◆ EXERCISE: Copy the records below verbatim, line by line, and leave out the pictures.

::::::

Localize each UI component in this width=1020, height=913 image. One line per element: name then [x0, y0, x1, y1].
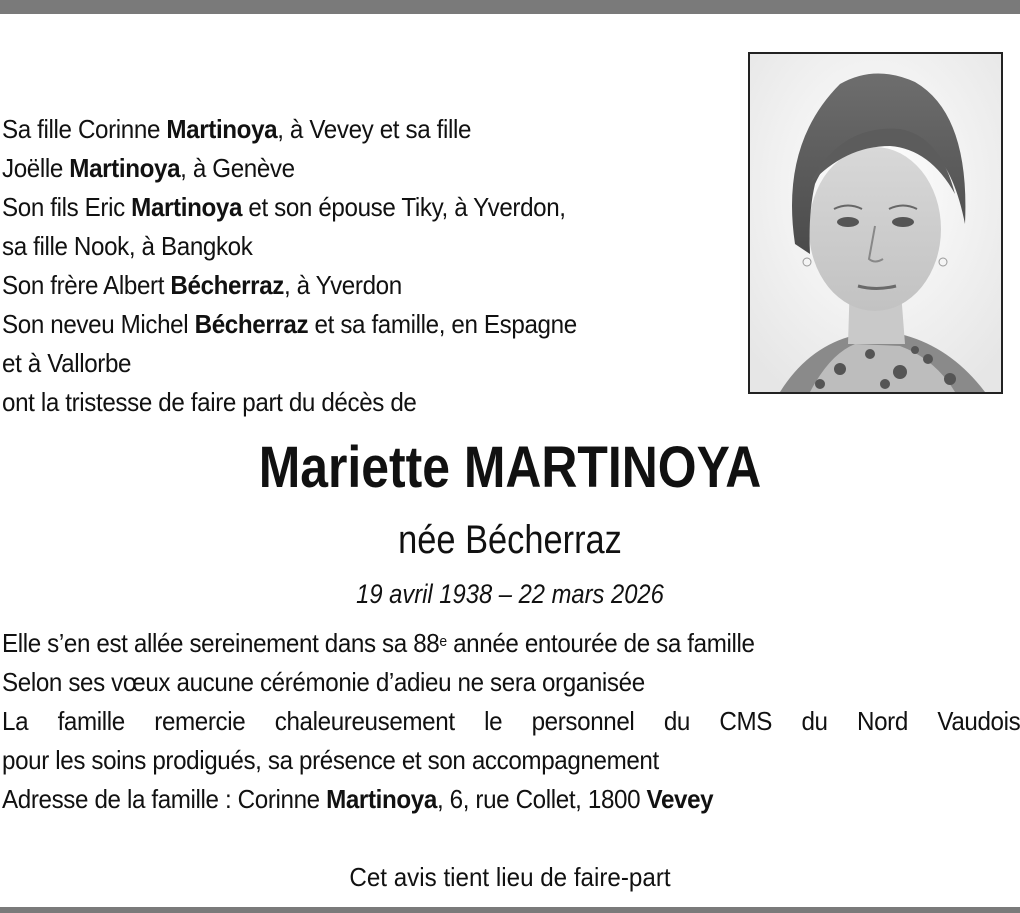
life-dates: 19 avril 1938 – 22 mars 2026 [356, 579, 664, 609]
thanks-word: chaleureusement [274, 706, 455, 736]
thanks-word: le [484, 706, 503, 736]
family-announcement [2, 110, 681, 422]
family-surname: Martinoya [69, 153, 181, 183]
family-text: et à Vallorbe [2, 348, 132, 378]
thanks-word: famille [57, 706, 125, 736]
thanks-line [2, 702, 1020, 741]
address-highlight: Vevey [646, 784, 714, 814]
family-surname: Martinoya [131, 192, 243, 222]
thanks-word: remercie [154, 706, 246, 736]
top-rule [0, 0, 1020, 14]
family-text: , à Genève [180, 153, 295, 183]
family-line [2, 266, 681, 305]
family-line [2, 305, 681, 344]
family-line [2, 149, 681, 188]
age-line [2, 624, 1020, 663]
age-text-pre: Elle s’en est allée sereinement dans sa 88 [2, 628, 440, 658]
thanks-word: La [2, 706, 29, 736]
family-line [2, 344, 681, 383]
deceased-name: Mariette MARTINOYA [258, 435, 762, 500]
ceremony-line: Selon ses vœux aucune cérémonie d’adieu ne sera organisée [2, 667, 645, 697]
family-line [2, 383, 681, 422]
family-text: , à Vevey et sa fille [277, 114, 472, 144]
family-text: Sa fille Corinne [2, 114, 167, 144]
family-surname: Bécherraz [194, 309, 309, 339]
family-address [2, 780, 1020, 819]
family-line [2, 188, 681, 227]
address-text: Adresse de la famille : Corinne [2, 784, 327, 814]
message-block [2, 624, 1020, 819]
thanks-word: Nord [857, 706, 908, 736]
thanks-word: CMS [719, 706, 773, 736]
family-text: Son fils Eric [2, 192, 132, 222]
care-line: pour les soins prodigués, sa présence et son accompagnement [2, 745, 659, 775]
address-text: , 6, rue Collet, 1800 [436, 784, 647, 814]
portrait-image [750, 54, 1001, 392]
family-line [2, 227, 681, 266]
portrait-photo [748, 52, 1003, 394]
family-surname: Martinoya [166, 114, 278, 144]
family-text: sa fille Nook, à Bangkok [2, 231, 253, 261]
family-text: ont la tristesse de faire part du décès de [2, 387, 417, 417]
bottom-rule [0, 907, 1020, 913]
faire-part-notice: Cet avis tient lieu de faire-part [349, 862, 671, 892]
family-text: Joëlle [2, 153, 70, 183]
thanks-word: Vaudois [937, 706, 1020, 736]
age-ordinal-suffix: e [439, 633, 447, 650]
family-text: Son neveu Michel [2, 309, 195, 339]
family-text: , à Yverdon [283, 270, 402, 300]
family-line [2, 110, 681, 149]
family-text: Son frère Albert [2, 270, 171, 300]
thanks-word: du [663, 706, 691, 736]
family-text: et sa famille, en Espagne [308, 309, 577, 339]
family-surname: Bécherraz [170, 270, 284, 300]
address-highlight: Martinoya [326, 784, 437, 814]
age-text-post: année entourée de sa famille [446, 628, 755, 658]
thanks-word: du [801, 706, 828, 736]
maiden-name: née Bécherraz [398, 518, 622, 562]
thanks-word: personnel [531, 706, 635, 736]
family-text: et son épouse Tiky, à Yverdon, [242, 192, 566, 222]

::::::

◆ RESPONSE TO THIS EXERCISE:
Localize each UI component in this width=1020, height=913 image. One line per element: name then [x0, y0, x1, y1].
life-dates: 19 avril 1938 – 22 mars 2026 [356, 579, 664, 609]
thanks-word: chaleureusement [274, 706, 455, 736]
thanks-word: le [484, 706, 503, 736]
family-announcement [2, 110, 681, 422]
family-surname: Martinoya [69, 153, 181, 183]
family-text: et à Vallorbe [2, 348, 132, 378]
thanks-word: famille [57, 706, 125, 736]
thanks-line [2, 702, 1020, 741]
address-highlight: Vevey [646, 784, 714, 814]
family-surname: Martinoya [131, 192, 243, 222]
thanks-word: remercie [154, 706, 246, 736]
top-rule [0, 0, 1020, 14]
family-text: , à Genève [180, 153, 295, 183]
family-line [2, 266, 681, 305]
family-line [2, 305, 681, 344]
family-line [2, 149, 681, 188]
age-line [2, 624, 1020, 663]
age-text-pre: Elle s’en est allée sereinement dans sa 88 [2, 628, 440, 658]
thanks-word: La [2, 706, 29, 736]
family-line [2, 344, 681, 383]
deceased-name: Mariette MARTINOYA [258, 435, 762, 500]
ceremony-line: Selon ses vœux aucune cérémonie d’adieu ne sera organisée [2, 667, 645, 697]
family-line [2, 383, 681, 422]
family-text: , à Vevey et sa fille [277, 114, 472, 144]
family-text: Sa fille Corinne [2, 114, 167, 144]
family-surname: Bécherraz [194, 309, 309, 339]
family-address [2, 780, 1020, 819]
family-line [2, 188, 681, 227]
address-text: Adresse de la famille : Corinne [2, 784, 327, 814]
message-block [2, 624, 1020, 819]
thanks-word: Nord [857, 706, 908, 736]
thanks-word: CMS [719, 706, 773, 736]
family-text: Son fils Eric [2, 192, 132, 222]
care-line: pour les soins prodigués, sa présence et son accompagnement [2, 745, 659, 775]
address-text: , 6, rue Collet, 1800 [436, 784, 647, 814]
portrait-image [750, 54, 1001, 392]
family-line [2, 227, 681, 266]
portrait-photo [748, 52, 1003, 394]
family-surname: Martinoya [166, 114, 278, 144]
family-text: sa fille Nook, à Bangkok [2, 231, 253, 261]
family-text: ont la tristesse de faire part du décès de [2, 387, 417, 417]
bottom-rule [0, 907, 1020, 913]
faire-part-notice: Cet avis tient lieu de faire-part [349, 862, 671, 892]
family-text: Joëlle [2, 153, 70, 183]
thanks-word: Vaudois [937, 706, 1020, 736]
age-ordinal-suffix: e [439, 633, 447, 650]
family-text: Son neveu Michel [2, 309, 195, 339]
family-text: , à Yverdon [283, 270, 402, 300]
family-line [2, 110, 681, 149]
family-text: Son frère Albert [2, 270, 171, 300]
thanks-word: du [663, 706, 691, 736]
family-text: et sa famille, en Espagne [308, 309, 577, 339]
family-surname: Bécherraz [170, 270, 284, 300]
address-highlight: Martinoya [326, 784, 437, 814]
age-text-post: année entourée de sa famille [446, 628, 755, 658]
thanks-word: du [801, 706, 828, 736]
maiden-name: née Bécherraz [398, 518, 622, 562]
thanks-word: personnel [531, 706, 635, 736]
family-text: et son épouse Tiky, à Yverdon, [242, 192, 566, 222]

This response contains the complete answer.